### [Task brief]
Pull each line holding "Mixed" out of the entries below.

BEGIN Extracted material

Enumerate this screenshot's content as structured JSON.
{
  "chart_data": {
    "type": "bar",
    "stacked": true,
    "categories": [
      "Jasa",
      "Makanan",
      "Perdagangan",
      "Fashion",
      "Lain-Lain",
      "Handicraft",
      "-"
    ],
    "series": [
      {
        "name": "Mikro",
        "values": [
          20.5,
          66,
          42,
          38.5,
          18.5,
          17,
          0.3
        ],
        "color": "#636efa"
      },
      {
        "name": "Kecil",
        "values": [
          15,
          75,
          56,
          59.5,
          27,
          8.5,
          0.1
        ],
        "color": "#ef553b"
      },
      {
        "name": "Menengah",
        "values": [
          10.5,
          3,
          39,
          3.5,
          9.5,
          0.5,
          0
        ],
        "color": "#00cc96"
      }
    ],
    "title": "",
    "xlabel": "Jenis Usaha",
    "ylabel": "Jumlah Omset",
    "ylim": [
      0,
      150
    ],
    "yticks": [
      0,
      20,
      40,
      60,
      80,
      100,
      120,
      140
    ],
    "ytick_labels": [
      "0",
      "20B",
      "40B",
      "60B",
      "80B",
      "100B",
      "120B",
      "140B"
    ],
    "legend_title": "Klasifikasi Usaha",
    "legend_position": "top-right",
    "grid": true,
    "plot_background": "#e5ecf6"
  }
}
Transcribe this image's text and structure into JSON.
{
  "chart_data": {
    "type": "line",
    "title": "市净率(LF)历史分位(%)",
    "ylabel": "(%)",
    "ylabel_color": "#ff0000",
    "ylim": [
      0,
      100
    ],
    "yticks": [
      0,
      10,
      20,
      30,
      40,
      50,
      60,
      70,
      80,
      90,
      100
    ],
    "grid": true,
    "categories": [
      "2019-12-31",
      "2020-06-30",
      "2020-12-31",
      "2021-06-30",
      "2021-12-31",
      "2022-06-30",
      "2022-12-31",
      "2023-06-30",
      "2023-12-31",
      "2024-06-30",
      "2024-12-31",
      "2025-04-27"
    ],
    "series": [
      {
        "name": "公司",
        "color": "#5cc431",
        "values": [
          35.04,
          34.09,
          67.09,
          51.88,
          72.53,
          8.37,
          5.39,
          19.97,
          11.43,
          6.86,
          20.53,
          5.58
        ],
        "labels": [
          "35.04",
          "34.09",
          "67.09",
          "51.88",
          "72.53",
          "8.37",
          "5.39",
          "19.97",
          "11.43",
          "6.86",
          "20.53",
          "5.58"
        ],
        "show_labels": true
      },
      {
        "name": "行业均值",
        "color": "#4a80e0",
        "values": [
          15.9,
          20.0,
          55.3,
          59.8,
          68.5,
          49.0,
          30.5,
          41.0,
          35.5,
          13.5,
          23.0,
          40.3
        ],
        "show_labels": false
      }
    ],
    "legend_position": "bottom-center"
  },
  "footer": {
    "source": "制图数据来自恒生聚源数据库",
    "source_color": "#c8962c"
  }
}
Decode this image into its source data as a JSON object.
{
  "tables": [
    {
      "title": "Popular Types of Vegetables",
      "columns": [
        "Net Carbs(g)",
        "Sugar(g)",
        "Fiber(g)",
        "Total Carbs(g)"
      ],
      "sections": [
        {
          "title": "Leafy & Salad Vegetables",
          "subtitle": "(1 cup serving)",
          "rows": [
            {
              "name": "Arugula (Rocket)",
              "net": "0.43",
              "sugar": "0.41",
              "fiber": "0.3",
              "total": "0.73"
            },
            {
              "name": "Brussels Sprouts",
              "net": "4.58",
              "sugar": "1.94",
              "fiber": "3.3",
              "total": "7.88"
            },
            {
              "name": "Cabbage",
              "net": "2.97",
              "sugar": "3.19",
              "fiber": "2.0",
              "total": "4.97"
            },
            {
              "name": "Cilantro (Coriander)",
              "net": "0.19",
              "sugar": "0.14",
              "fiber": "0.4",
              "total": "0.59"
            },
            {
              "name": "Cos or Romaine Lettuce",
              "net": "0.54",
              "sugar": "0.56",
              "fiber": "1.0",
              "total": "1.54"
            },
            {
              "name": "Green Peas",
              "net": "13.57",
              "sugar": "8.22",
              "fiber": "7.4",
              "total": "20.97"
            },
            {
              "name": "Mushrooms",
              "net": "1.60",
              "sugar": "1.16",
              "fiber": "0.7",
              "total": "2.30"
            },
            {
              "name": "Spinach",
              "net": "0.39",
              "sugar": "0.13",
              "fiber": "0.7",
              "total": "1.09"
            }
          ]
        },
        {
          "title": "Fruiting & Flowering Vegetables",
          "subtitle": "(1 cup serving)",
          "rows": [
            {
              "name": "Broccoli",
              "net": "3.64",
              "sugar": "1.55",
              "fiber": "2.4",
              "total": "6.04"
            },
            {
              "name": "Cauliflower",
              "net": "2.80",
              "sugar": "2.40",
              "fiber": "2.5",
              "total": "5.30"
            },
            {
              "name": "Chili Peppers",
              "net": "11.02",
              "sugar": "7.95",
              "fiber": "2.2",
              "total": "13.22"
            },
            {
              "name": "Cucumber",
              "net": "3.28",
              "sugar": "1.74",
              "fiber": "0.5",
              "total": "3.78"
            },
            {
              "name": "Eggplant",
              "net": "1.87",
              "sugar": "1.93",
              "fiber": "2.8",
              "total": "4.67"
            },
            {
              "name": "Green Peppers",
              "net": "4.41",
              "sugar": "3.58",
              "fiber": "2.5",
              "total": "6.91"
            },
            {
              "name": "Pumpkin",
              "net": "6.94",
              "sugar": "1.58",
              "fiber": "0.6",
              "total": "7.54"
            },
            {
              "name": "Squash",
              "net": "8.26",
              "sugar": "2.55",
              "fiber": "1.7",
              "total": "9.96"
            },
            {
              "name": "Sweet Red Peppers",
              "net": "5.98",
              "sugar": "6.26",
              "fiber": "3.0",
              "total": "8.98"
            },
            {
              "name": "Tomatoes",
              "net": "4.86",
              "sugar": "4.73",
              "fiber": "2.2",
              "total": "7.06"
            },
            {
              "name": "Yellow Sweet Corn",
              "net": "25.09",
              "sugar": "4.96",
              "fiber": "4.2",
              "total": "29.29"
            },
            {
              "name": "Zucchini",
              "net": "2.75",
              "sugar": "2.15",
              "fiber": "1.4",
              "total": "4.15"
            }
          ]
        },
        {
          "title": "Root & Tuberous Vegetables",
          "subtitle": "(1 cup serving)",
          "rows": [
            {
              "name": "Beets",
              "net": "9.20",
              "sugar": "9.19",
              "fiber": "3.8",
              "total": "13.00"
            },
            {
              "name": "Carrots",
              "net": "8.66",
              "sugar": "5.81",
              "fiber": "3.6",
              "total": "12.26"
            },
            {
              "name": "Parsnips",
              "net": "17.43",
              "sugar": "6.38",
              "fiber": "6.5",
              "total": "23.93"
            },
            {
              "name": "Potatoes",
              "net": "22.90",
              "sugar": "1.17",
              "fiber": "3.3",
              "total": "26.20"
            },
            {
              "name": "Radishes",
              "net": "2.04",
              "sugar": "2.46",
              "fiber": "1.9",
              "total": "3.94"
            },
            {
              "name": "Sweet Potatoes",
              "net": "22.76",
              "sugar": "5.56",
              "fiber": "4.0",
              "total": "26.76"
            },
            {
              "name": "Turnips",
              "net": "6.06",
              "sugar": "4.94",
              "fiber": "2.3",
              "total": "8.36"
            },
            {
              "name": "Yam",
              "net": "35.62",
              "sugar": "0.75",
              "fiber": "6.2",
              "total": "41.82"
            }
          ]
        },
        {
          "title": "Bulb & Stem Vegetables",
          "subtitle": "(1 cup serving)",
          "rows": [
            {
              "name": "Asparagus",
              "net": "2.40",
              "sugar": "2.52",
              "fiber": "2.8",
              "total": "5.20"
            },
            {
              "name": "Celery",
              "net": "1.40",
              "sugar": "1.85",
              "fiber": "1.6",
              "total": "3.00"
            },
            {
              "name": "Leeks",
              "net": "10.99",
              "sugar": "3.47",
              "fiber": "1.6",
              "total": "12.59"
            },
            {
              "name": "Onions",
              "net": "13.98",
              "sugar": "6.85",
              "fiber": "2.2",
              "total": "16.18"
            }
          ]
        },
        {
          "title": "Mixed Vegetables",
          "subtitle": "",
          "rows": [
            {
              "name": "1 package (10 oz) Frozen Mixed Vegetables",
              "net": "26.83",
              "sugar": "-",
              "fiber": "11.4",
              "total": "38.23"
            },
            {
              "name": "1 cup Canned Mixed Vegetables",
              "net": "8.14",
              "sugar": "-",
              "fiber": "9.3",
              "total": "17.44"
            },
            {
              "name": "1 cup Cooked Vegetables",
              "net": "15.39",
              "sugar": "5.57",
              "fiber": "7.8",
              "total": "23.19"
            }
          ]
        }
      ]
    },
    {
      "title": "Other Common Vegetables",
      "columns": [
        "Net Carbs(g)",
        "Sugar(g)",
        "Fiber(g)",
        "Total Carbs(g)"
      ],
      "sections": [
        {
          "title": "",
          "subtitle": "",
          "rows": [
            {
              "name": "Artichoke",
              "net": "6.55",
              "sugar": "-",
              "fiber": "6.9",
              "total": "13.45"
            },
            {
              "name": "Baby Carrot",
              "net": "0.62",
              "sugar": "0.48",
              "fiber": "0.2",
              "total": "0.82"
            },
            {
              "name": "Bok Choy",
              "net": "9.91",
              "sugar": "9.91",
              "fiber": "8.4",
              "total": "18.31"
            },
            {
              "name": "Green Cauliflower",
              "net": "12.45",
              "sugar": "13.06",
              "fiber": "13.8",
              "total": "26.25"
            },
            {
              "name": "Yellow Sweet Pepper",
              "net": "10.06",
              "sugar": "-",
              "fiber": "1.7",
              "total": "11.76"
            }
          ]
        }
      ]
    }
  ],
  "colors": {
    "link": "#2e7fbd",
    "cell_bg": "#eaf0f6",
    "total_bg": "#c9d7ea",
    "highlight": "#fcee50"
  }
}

END Extracted material

### [Final result]
          "title": "Mixed Vegetables",
              "name": "1 package (10 oz) Frozen Mixed Vegetables",
              "name": "1 cup Canned Mixed Vegetables",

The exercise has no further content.